* SOURCE DATA
[Start of section]

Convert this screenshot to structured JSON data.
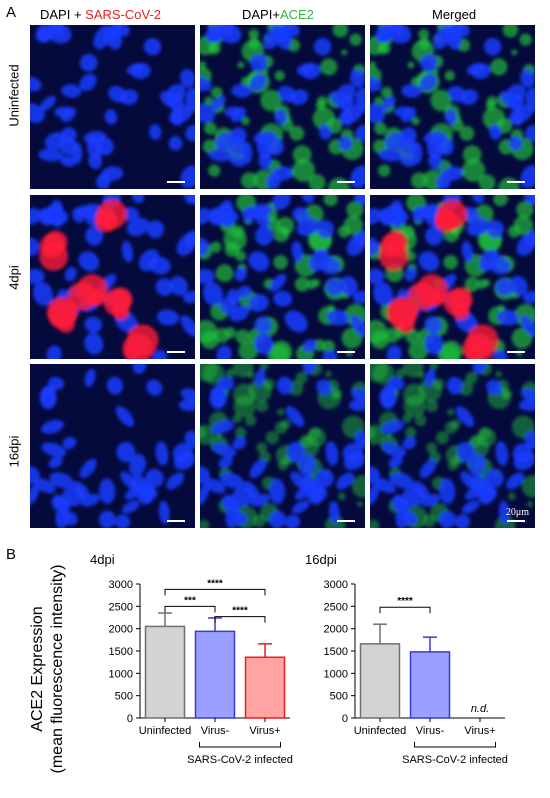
{
  "panel_a": {
    "letter": "A",
    "headers": {
      "col1_prefix": "DAPI + ",
      "col1_marker": "SARS-CoV-2",
      "col2_prefix": "DAPI+",
      "col2_marker": "ACE2",
      "col3": "Merged"
    },
    "rows": [
      "Uninfected",
      "4dpi",
      "16dpi"
    ],
    "scale_label": "20μm",
    "colors": {
      "dapi": "#1a3cff",
      "sars": "#ff1a3a",
      "ace2": "#22c43a",
      "background": "#050a3c"
    }
  },
  "panel_b": {
    "letter": "B",
    "y_axis_label_line1": "ACE2 Expression",
    "y_axis_label_line2": "(mean fluorescence intensity)"
  },
  "chart_data": [
    {
      "type": "bar",
      "title": "4dpi",
      "categories": [
        "Uninfected",
        "Virus-",
        "Virus+"
      ],
      "values": [
        2050,
        1940,
        1360
      ],
      "errors": [
        300,
        300,
        300
      ],
      "colors": [
        "#d3d3d3",
        "#9aa0ff",
        "#ffa3a3"
      ],
      "edge_colors": [
        "#707070",
        "#3a3acc",
        "#e8201c"
      ],
      "ylim": [
        0,
        3000
      ],
      "yticks": [
        0,
        500,
        1000,
        1500,
        2000,
        2500,
        3000
      ],
      "group_label": "SARS-CoV-2 infected",
      "significance": [
        {
          "from": 0,
          "to": 1,
          "label": "***"
        },
        {
          "from": 0,
          "to": 2,
          "label": "****"
        },
        {
          "from": 1,
          "to": 2,
          "label": "****"
        }
      ],
      "annotations": []
    },
    {
      "type": "bar",
      "title": "16dpi",
      "categories": [
        "Uninfected",
        "Virus-",
        "Virus+"
      ],
      "values": [
        1660,
        1480,
        null
      ],
      "errors": [
        440,
        330,
        null
      ],
      "colors": [
        "#d3d3d3",
        "#9aa0ff",
        "#ffa3a3"
      ],
      "edge_colors": [
        "#707070",
        "#3a3acc",
        "#e8201c"
      ],
      "ylim": [
        0,
        3000
      ],
      "yticks": [
        0,
        500,
        1000,
        1500,
        2000,
        2500,
        3000
      ],
      "group_label": "SARS-CoV-2 infected",
      "significance": [
        {
          "from": 0,
          "to": 1,
          "label": "****"
        }
      ],
      "annotations": [
        {
          "category": 2,
          "text": "n.d."
        }
      ]
    }
  ]
}
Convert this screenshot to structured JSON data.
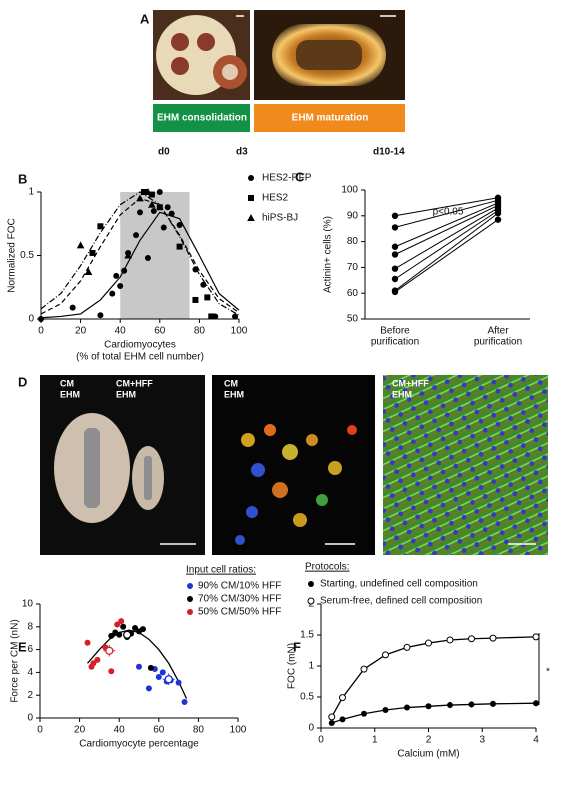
{
  "panel_a": {
    "label": "A",
    "captions": [
      "EHM consolidation",
      "EHM maturation"
    ],
    "caption_colors": [
      "#139147",
      "#f08a1c"
    ],
    "days": [
      "d0",
      "d3",
      "d10-14"
    ]
  },
  "panel_d": {
    "label": "D",
    "photo_labels": [
      [
        "CM",
        "EHM"
      ],
      [
        "CM+HFF",
        "EHM"
      ],
      [
        "CM",
        "EHM"
      ],
      [
        "CM+HFF",
        "EHM"
      ]
    ]
  },
  "chart_data": [
    {
      "type": "scatter",
      "label": "B",
      "ylabel": "Normalized FOC",
      "xlabel": [
        "Cardiomyocytes",
        "(% of total EHM cell number)"
      ],
      "xlim": [
        0,
        100
      ],
      "xticks": [
        0,
        20,
        40,
        60,
        80,
        100
      ],
      "ylim": [
        0,
        1
      ],
      "yticks": [
        0,
        0.5,
        1
      ],
      "shaded": [
        40,
        75
      ],
      "series": [
        {
          "name": "HES2-RFP",
          "marker": "circle",
          "color": "#000000",
          "x": [
            0,
            16,
            30,
            36,
            38,
            40,
            42,
            44,
            48,
            50,
            54,
            57,
            60,
            62,
            64,
            66,
            70,
            78,
            82,
            88,
            98
          ],
          "values": [
            0,
            0.09,
            0.03,
            0.2,
            0.34,
            0.26,
            0.38,
            0.52,
            0.66,
            0.84,
            0.48,
            0.85,
            1.0,
            0.72,
            0.88,
            0.83,
            0.74,
            0.39,
            0.27,
            0.02,
            0.02
          ],
          "fit": {
            "dash": "none",
            "x": [
              0,
              10,
              20,
              30,
              40,
              50,
              60,
              70,
              80,
              90,
              100
            ],
            "values": [
              0.01,
              0.02,
              0.04,
              0.15,
              0.33,
              0.62,
              0.84,
              0.79,
              0.5,
              0.2,
              0.07
            ]
          }
        },
        {
          "name": "HES2",
          "marker": "square",
          "color": "#000000",
          "x": [
            26,
            30,
            52,
            56,
            60,
            70,
            78,
            84,
            86
          ],
          "values": [
            0.52,
            0.73,
            1.0,
            0.98,
            0.88,
            0.57,
            0.15,
            0.17,
            0.02
          ],
          "fit": {
            "dash": "5,3",
            "x": [
              0,
              10,
              20,
              30,
              40,
              50,
              60,
              70,
              80,
              90,
              100
            ],
            "values": [
              0.04,
              0.12,
              0.3,
              0.57,
              0.82,
              0.95,
              0.9,
              0.66,
              0.38,
              0.16,
              0.05
            ]
          }
        },
        {
          "name": "hiPS-BJ",
          "marker": "triangle",
          "color": "#000000",
          "x": [
            20,
            24,
            44,
            50,
            54,
            56
          ],
          "values": [
            0.58,
            0.37,
            0.5,
            0.95,
            1.0,
            0.9
          ],
          "fit": {
            "dash": "6,2,1,2",
            "x": [
              0,
              10,
              20,
              30,
              40,
              50,
              60,
              70,
              80,
              90,
              100
            ],
            "values": [
              0.08,
              0.2,
              0.42,
              0.68,
              0.9,
              1.0,
              0.9,
              0.65,
              0.35,
              0.12,
              0.03
            ]
          }
        }
      ]
    },
    {
      "type": "paired",
      "label": "C",
      "annotation": "p<0.05",
      "ylabel": "Actinin+ cells (%)",
      "categories": [
        [
          "Before",
          "purification"
        ],
        [
          "After",
          "purification"
        ]
      ],
      "ylim": [
        50,
        100
      ],
      "yticks": [
        50,
        60,
        70,
        80,
        90,
        100
      ],
      "pairs": [
        [
          90,
          97
        ],
        [
          85.5,
          96
        ],
        [
          78,
          95
        ],
        [
          75,
          94
        ],
        [
          69.5,
          93
        ],
        [
          65.5,
          92
        ],
        [
          61,
          91
        ],
        [
          60.5,
          88.5
        ]
      ]
    },
    {
      "type": "scatter",
      "label": "E",
      "legend_title": "Input cell ratios:",
      "ylabel": "Force per CM (nN)",
      "xlabel": "Cardiomyocyte percentage",
      "xlim": [
        0,
        100
      ],
      "xticks": [
        0,
        20,
        40,
        60,
        80,
        100
      ],
      "ylim": [
        0,
        10
      ],
      "yticks": [
        0,
        2,
        4,
        6,
        8,
        10
      ],
      "series": [
        {
          "name": "90% CM/10% HFF",
          "color": "#1f33d6",
          "x": [
            50,
            55,
            58,
            60,
            62,
            64,
            66,
            70,
            73
          ],
          "values": [
            4.5,
            2.6,
            4.3,
            3.6,
            4.0,
            3.2,
            3.3,
            3.1,
            1.4
          ],
          "mean": {
            "x": 65,
            "value": 3.4,
            "xerr": 3,
            "yerr": 0.5
          }
        },
        {
          "name": "70% CM/30% HFF",
          "color": "#000000",
          "x": [
            36,
            38,
            40,
            42,
            44,
            46,
            48,
            50,
            52,
            56
          ],
          "values": [
            7.2,
            7.5,
            7.3,
            8.0,
            7.1,
            7.4,
            7.9,
            7.6,
            7.8,
            4.4
          ],
          "mean": {
            "x": 44,
            "value": 7.3,
            "xerr": 2,
            "yerr": 0.4
          }
        },
        {
          "name": "50% CM/50% HFF",
          "color": "#d42027",
          "x": [
            24,
            26,
            27,
            29,
            33,
            36,
            39,
            41
          ],
          "values": [
            6.6,
            4.5,
            4.8,
            5.1,
            6.2,
            4.1,
            8.2,
            8.5
          ],
          "mean": {
            "x": 35,
            "value": 5.9,
            "xerr": 3,
            "yerr": 0.5
          }
        }
      ],
      "fit": {
        "x": [
          24,
          30,
          35,
          40,
          45,
          50,
          55,
          60,
          65,
          70,
          74
        ],
        "values": [
          4.8,
          6.0,
          6.9,
          7.5,
          7.7,
          7.5,
          6.9,
          6.0,
          4.8,
          3.2,
          1.7
        ]
      }
    },
    {
      "type": "line",
      "label": "F",
      "legend_title": "Protocols:",
      "ylabel": "FOC (mN)",
      "xlabel": "Calcium (mM)",
      "annotation": "*",
      "x": [
        0.2,
        0.4,
        0.8,
        1.2,
        1.6,
        2.0,
        2.4,
        2.8,
        3.2,
        4.0
      ],
      "xlim": [
        0,
        4
      ],
      "xticks": [
        0,
        1,
        2,
        3,
        4
      ],
      "ylim": [
        0,
        2
      ],
      "yticks": [
        0,
        0.5,
        1,
        1.5,
        2
      ],
      "series": [
        {
          "name": "Starting, undefined cell composition",
          "marker": "filled",
          "color": "#000000",
          "values": [
            0.08,
            0.14,
            0.23,
            0.29,
            0.33,
            0.35,
            0.37,
            0.38,
            0.39,
            0.4
          ],
          "errors": [
            0.02,
            0.03,
            0.03,
            0.04,
            0.04,
            0.04,
            0.05,
            0.05,
            0.05,
            0.05
          ]
        },
        {
          "name": "Serum-free, defined cell composition",
          "marker": "open",
          "color": "#000000",
          "values": [
            0.18,
            0.49,
            0.95,
            1.18,
            1.3,
            1.37,
            1.42,
            1.44,
            1.45,
            1.47
          ],
          "errors": [
            0.03,
            0.03,
            0.04,
            0.05,
            0.05,
            0.05,
            0.05,
            0.05,
            0.05,
            0.05
          ]
        }
      ]
    }
  ]
}
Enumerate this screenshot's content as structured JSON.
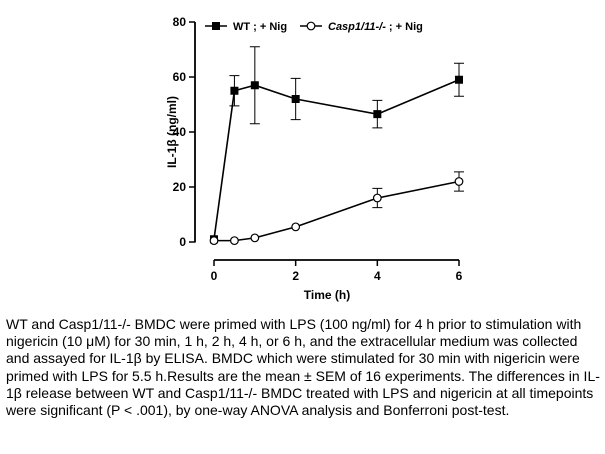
{
  "chart_data": {
    "type": "line",
    "xlabel": "Time (h)",
    "ylabel": "IL-1β (ng/ml)",
    "xlim": [
      0,
      6
    ],
    "ylim": [
      0,
      80
    ],
    "x_ticks": [
      "0",
      "2",
      "4",
      "6"
    ],
    "y_ticks": [
      "0",
      "20",
      "40",
      "60",
      "80"
    ],
    "legend_position": "top",
    "grid": false,
    "series": [
      {
        "name_parts": [
          "WT ; + Nig"
        ],
        "marker": "filled-square",
        "color": "#000000",
        "x": [
          0,
          0.5,
          1,
          2,
          4,
          6
        ],
        "values": [
          1,
          55,
          57,
          52,
          46.5,
          59
        ],
        "sem": [
          0.5,
          5.5,
          14,
          7.5,
          5,
          6
        ]
      },
      {
        "name_parts": [
          "Casp1/11-/-",
          " ; + Nig"
        ],
        "marker": "open-circle",
        "color": "#000000",
        "x": [
          0,
          0.5,
          1,
          2,
          4,
          6
        ],
        "values": [
          0.5,
          0.5,
          1.5,
          5.5,
          16,
          22
        ],
        "sem": [
          0.3,
          0.3,
          0.5,
          0.6,
          3.5,
          3.5
        ]
      }
    ]
  },
  "caption": "WT and Casp1/11-/- BMDC were primed with LPS (100 ng/ml) for 4 h prior to stimulation with nigericin (10 μM) for 30 min, 1 h, 2 h, 4 h, or 6 h, and the extracellular medium was collected and assayed for IL-1β by ELISA. BMDC which were stimulated for 30 min with nigericin were primed with LPS for 5.5 h.Results are the mean ± SEM of 16 experiments. The differences in IL-1β release between WT and Casp1/11-/- BMDC treated with LPS and nigericin at all timepoints were significant (P < .001), by one-way ANOVA analysis and Bonferroni post-test."
}
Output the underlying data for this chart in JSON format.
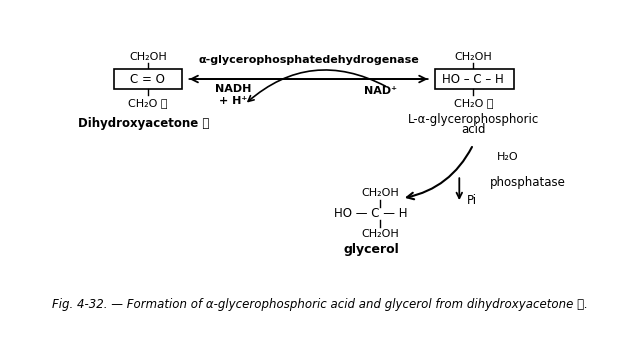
{
  "bg_color": "#ffffff",
  "figsize": [
    6.24,
    3.57
  ],
  "dpi": 100,
  "caption": "Fig. 4-32. — Formation of α-glycerophosphoric acid and glycerol from dihydroxyacetone Ⓟ.",
  "enzyme_label": "α-glycerophosphatedehydrogenase",
  "nadh_label": "NADH\n+ H⁺",
  "nad_label": "NAD⁺",
  "left_mol_top": "CH₂OH",
  "left_mol_mid": "C = O",
  "left_mol_bot": "CH₂O Ⓟ",
  "left_mol_label": "Dihydroxyacetone Ⓟ",
  "right_mol_top": "CH₂OH",
  "right_mol_mid": "HO – C – H",
  "right_mol_bot": "CH₂O Ⓟ",
  "right_mol_label1": "L-α-glycerophosphoric",
  "right_mol_label2": "acid",
  "glycerol_top": "CH₂OH",
  "glycerol_mid": "HO — C — H",
  "glycerol_bot": "CH₂OH",
  "glycerol_label": "glycerol",
  "h2o_label": "H₂O",
  "pi_label": "Pi",
  "phosphatase_label": "phosphatase"
}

[End of section]

* TASK PROMPT
Look through the listing above and copy each line where the string "ylabel" occurs.

* REPLY
      "ylabel": "Normalized FOC",
      "ylabel": "Actinin+ cells (%)",
      "ylabel": "Force per CM (nN)",
      "ylabel": "FOC (mN)",
    "ylabel": "IL-1β (ng/ml)",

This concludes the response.